### What you have to do
All of the entries need to be written out again, exactly as they are.

┄┄┄┄┄┄

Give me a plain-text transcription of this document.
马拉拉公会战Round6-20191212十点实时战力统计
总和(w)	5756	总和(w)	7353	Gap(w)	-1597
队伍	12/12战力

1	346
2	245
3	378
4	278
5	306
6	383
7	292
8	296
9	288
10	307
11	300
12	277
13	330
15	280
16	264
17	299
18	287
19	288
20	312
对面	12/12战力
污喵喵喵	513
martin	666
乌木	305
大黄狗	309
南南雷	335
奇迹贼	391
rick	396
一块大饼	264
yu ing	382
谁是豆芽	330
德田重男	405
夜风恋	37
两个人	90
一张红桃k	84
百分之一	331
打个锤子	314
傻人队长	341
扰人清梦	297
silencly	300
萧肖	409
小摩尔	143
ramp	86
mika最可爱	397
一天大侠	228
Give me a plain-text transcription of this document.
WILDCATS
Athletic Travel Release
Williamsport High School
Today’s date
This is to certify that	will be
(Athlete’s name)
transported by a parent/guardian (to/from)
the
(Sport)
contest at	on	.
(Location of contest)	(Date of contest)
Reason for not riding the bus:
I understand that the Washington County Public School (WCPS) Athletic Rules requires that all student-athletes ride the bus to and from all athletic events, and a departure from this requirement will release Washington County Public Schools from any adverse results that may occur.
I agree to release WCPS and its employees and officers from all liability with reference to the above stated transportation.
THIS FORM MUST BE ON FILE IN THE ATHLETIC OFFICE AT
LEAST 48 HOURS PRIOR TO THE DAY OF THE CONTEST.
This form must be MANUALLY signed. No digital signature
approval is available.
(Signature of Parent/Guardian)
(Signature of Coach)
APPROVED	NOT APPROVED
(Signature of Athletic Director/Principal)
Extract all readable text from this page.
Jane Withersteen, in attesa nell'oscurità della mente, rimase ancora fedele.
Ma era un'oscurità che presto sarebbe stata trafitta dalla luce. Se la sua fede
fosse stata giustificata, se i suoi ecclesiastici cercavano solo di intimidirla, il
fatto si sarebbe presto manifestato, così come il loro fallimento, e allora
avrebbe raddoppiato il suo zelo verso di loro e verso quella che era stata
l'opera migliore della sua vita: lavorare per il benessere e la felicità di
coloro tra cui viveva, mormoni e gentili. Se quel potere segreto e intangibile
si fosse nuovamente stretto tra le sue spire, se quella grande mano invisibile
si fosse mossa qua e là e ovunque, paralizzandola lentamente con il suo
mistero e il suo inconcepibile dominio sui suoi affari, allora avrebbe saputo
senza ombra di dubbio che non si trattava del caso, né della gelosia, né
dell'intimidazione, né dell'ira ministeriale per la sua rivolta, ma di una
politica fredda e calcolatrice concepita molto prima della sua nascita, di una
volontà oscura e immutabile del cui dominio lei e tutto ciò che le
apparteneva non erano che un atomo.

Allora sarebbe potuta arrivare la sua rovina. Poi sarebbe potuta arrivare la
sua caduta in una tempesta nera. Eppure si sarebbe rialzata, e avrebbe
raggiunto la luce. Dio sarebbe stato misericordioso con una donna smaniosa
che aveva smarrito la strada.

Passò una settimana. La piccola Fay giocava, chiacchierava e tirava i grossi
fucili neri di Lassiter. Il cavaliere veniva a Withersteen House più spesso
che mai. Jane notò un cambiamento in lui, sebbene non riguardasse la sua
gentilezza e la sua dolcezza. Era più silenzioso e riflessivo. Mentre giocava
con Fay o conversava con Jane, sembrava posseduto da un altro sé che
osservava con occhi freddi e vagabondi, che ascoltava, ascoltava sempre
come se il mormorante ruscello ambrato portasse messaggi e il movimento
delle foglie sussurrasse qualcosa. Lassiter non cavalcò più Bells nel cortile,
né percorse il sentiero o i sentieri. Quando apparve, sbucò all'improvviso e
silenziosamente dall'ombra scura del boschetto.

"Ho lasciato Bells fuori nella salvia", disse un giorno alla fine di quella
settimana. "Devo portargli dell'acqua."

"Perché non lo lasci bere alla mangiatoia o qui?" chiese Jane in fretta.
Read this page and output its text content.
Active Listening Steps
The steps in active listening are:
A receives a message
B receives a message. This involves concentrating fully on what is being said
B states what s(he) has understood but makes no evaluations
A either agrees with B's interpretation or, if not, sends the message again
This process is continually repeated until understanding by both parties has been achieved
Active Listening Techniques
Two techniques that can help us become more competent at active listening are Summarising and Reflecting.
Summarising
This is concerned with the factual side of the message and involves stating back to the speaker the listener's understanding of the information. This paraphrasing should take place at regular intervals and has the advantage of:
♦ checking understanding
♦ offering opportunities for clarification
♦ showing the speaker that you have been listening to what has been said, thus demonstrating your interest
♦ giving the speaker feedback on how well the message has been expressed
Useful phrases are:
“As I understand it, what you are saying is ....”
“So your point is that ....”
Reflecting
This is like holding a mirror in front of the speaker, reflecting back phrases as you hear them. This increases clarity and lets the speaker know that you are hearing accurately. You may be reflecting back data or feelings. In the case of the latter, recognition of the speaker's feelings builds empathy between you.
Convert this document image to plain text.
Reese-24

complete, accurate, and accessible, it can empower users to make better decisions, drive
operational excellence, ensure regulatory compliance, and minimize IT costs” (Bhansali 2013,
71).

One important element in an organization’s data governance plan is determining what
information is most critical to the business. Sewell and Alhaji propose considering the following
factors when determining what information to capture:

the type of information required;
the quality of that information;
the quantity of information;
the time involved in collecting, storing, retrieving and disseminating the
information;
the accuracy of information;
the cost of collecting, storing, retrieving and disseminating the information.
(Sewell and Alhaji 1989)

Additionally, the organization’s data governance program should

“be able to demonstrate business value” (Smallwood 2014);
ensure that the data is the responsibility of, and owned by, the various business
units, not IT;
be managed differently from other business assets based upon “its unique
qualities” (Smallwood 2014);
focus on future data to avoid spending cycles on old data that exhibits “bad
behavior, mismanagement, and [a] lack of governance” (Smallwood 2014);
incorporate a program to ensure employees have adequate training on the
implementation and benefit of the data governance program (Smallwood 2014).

┄┄┄┄┄┄

### Solution
Give me a plain-text transcription of this document.
马拉拉公会战Round6-20191212十点实时战力统计
总和(w)	5756	总和(w)	7353	Gap(w)	-1597
队伍	12/12战力

1	346
2	245
3	378
4	278
5	306
6	383
7	292
8	296
9	288
10	307
11	300
12	277
13	330
15	280
16	264
17	299
18	287
19	288
20	312
对面	12/12战力
污喵喵喵	513
martin	666
乌木	305
大黄狗	309
南南雷	335
奇迹贼	391
rick	396
一块大饼	264
yu ing	382
谁是豆芽	330
德田重男	405
夜风恋	37
两个人	90
一张红桃k	84
百分之一	331
打个锤子	314
傻人队长	341
扰人清梦	297
silencly	300
萧肖	409
小摩尔	143
ramp	86
mika最可爱	397
一天大侠	228
Give me a plain-text transcription of this document.
WILDCATS
Athletic Travel Release
Williamsport High School
Today’s date
This is to certify that	will be
(Athlete’s name)
transported by a parent/guardian (to/from)
the
(Sport)
contest at	on	.
(Location of contest)	(Date of contest)
Reason for not riding the bus:
I understand that the Washington County Public School (WCPS) Athletic Rules requires that all student-athletes ride the bus to and from all athletic events, and a departure from this requirement will release Washington County Public Schools from any adverse results that may occur.
I agree to release WCPS and its employees and officers from all liability with reference to the above stated transportation.
THIS FORM MUST BE ON FILE IN THE ATHLETIC OFFICE AT
LEAST 48 HOURS PRIOR TO THE DAY OF THE CONTEST.
This form must be MANUALLY signed. No digital signature
approval is available.
(Signature of Parent/Guardian)
(Signature of Coach)
APPROVED	NOT APPROVED
(Signature of Athletic Director/Principal)
Extract all readable text from this page.
Jane Withersteen, in attesa nell'oscurità della mente, rimase ancora fedele.
Ma era un'oscurità che presto sarebbe stata trafitta dalla luce. Se la sua fede
fosse stata giustificata, se i suoi ecclesiastici cercavano solo di intimidirla, il
fatto si sarebbe presto manifestato, così come il loro fallimento, e allora
avrebbe raddoppiato il suo zelo verso di loro e verso quella che era stata
l'opera migliore della sua vita: lavorare per il benessere e la felicità di
coloro tra cui viveva, mormoni e gentili. Se quel potere segreto e intangibile
si fosse nuovamente stretto tra le sue spire, se quella grande mano invisibile
si fosse mossa qua e là e ovunque, paralizzandola lentamente con il suo
mistero e il suo inconcepibile dominio sui suoi affari, allora avrebbe saputo
senza ombra di dubbio che non si trattava del caso, né della gelosia, né
dell'intimidazione, né dell'ira ministeriale per la sua rivolta, ma di una
politica fredda e calcolatrice concepita molto prima della sua nascita, di una
volontà oscura e immutabile del cui dominio lei e tutto ciò che le
apparteneva non erano che un atomo.

Allora sarebbe potuta arrivare la sua rovina. Poi sarebbe potuta arrivare la
sua caduta in una tempesta nera. Eppure si sarebbe rialzata, e avrebbe
raggiunto la luce. Dio sarebbe stato misericordioso con una donna smaniosa
che aveva smarrito la strada.

Passò una settimana. La piccola Fay giocava, chiacchierava e tirava i grossi
fucili neri di Lassiter. Il cavaliere veniva a Withersteen House più spesso
che mai. Jane notò un cambiamento in lui, sebbene non riguardasse la sua
gentilezza e la sua dolcezza. Era più silenzioso e riflessivo. Mentre giocava
con Fay o conversava con Jane, sembrava posseduto da un altro sé che
osservava con occhi freddi e vagabondi, che ascoltava, ascoltava sempre
come se il mormorante ruscello ambrato portasse messaggi e il movimento
delle foglie sussurrasse qualcosa. Lassiter non cavalcò più Bells nel cortile,
né percorse il sentiero o i sentieri. Quando apparve, sbucò all'improvviso e
silenziosamente dall'ombra scura del boschetto.

"Ho lasciato Bells fuori nella salvia", disse un giorno alla fine di quella
settimana. "Devo portargli dell'acqua."

"Perché non lo lasci bere alla mangiatoia o qui?" chiese Jane in fretta.
Read this page and output its text content.
Active Listening Steps
The steps in active listening are:
A receives a message
B receives a message. This involves concentrating fully on what is being said
B states what s(he) has understood but makes no evaluations
A either agrees with B's interpretation or, if not, sends the message again
This process is continually repeated until understanding by both parties has been achieved
Active Listening Techniques
Two techniques that can help us become more competent at active listening are Summarising and Reflecting.
Summarising
This is concerned with the factual side of the message and involves stating back to the speaker the listener's understanding of the information. This paraphrasing should take place at regular intervals and has the advantage of:
♦ checking understanding
♦ offering opportunities for clarification
♦ showing the speaker that you have been listening to what has been said, thus demonstrating your interest
♦ giving the speaker feedback on how well the message has been expressed
Useful phrases are:
“As I understand it, what you are saying is ....”
“So your point is that ....”
Reflecting
This is like holding a mirror in front of the speaker, reflecting back phrases as you hear them. This increases clarity and lets the speaker know that you are hearing accurately. You may be reflecting back data or feelings. In the case of the latter, recognition of the speaker's feelings builds empathy between you.
Convert this document image to plain text.
Reese-24

complete, accurate, and accessible, it can empower users to make better decisions, drive
operational excellence, ensure regulatory compliance, and minimize IT costs” (Bhansali 2013,
71).

One important element in an organization’s data governance plan is determining what
information is most critical to the business. Sewell and Alhaji propose considering the following
factors when determining what information to capture:

the type of information required;
the quality of that information;
the quantity of information;
the time involved in collecting, storing, retrieving and disseminating the
information;
the accuracy of information;
the cost of collecting, storing, retrieving and disseminating the information.
(Sewell and Alhaji 1989)

Additionally, the organization’s data governance program should

“be able to demonstrate business value” (Smallwood 2014);
ensure that the data is the responsibility of, and owned by, the various business
units, not IT;
be managed differently from other business assets based upon “its unique
qualities” (Smallwood 2014);
focus on future data to avoid spending cycles on old data that exhibits “bad
behavior, mismanagement, and [a] lack of governance” (Smallwood 2014);
incorporate a program to ensure employees have adequate training on the
implementation and benefit of the data governance program (Smallwood 2014).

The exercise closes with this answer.